• _YOUR GOAL_
Extract the lines that hold the string "Backscatter".

• _STORED RECORDS_
━━━━━━━━━━━━━━━━

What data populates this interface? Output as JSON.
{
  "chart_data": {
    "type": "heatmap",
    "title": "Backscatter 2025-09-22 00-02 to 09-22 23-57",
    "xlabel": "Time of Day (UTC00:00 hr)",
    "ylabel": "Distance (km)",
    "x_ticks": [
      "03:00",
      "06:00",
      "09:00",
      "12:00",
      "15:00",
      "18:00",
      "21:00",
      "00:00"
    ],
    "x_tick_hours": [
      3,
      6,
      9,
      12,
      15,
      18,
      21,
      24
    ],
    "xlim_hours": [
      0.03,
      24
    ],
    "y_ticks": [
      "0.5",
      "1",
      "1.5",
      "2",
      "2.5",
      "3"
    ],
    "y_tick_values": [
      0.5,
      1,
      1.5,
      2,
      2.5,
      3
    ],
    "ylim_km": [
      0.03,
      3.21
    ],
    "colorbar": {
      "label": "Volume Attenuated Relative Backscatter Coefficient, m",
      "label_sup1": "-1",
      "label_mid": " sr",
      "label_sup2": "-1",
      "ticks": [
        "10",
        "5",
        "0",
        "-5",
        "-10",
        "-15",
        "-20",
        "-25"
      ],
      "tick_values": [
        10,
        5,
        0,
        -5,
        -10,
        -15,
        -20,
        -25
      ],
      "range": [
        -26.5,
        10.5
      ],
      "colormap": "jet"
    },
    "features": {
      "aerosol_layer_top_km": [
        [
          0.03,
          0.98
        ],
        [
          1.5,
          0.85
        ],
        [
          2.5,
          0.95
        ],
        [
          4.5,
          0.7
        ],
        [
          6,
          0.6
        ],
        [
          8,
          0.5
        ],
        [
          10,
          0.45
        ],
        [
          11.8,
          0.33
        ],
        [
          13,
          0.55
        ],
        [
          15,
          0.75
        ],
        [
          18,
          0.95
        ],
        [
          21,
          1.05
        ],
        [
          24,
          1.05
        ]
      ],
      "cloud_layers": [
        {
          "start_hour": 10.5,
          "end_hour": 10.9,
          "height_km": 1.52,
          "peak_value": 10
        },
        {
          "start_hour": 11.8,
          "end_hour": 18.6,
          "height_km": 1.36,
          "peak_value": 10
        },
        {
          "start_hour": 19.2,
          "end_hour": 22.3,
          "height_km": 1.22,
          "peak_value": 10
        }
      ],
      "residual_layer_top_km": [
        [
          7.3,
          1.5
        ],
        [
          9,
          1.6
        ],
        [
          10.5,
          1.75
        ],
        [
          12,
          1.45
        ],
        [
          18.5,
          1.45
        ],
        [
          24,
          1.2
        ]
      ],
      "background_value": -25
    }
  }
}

━━━━━━━━━━━━━━━━

• _OUTPUT BELOW_
    "title": "Backscatter 2025-09-22 00-02 to 09-22 23-57",
      "label": "Volume Attenuated Relative Backscatter Coefficient, m",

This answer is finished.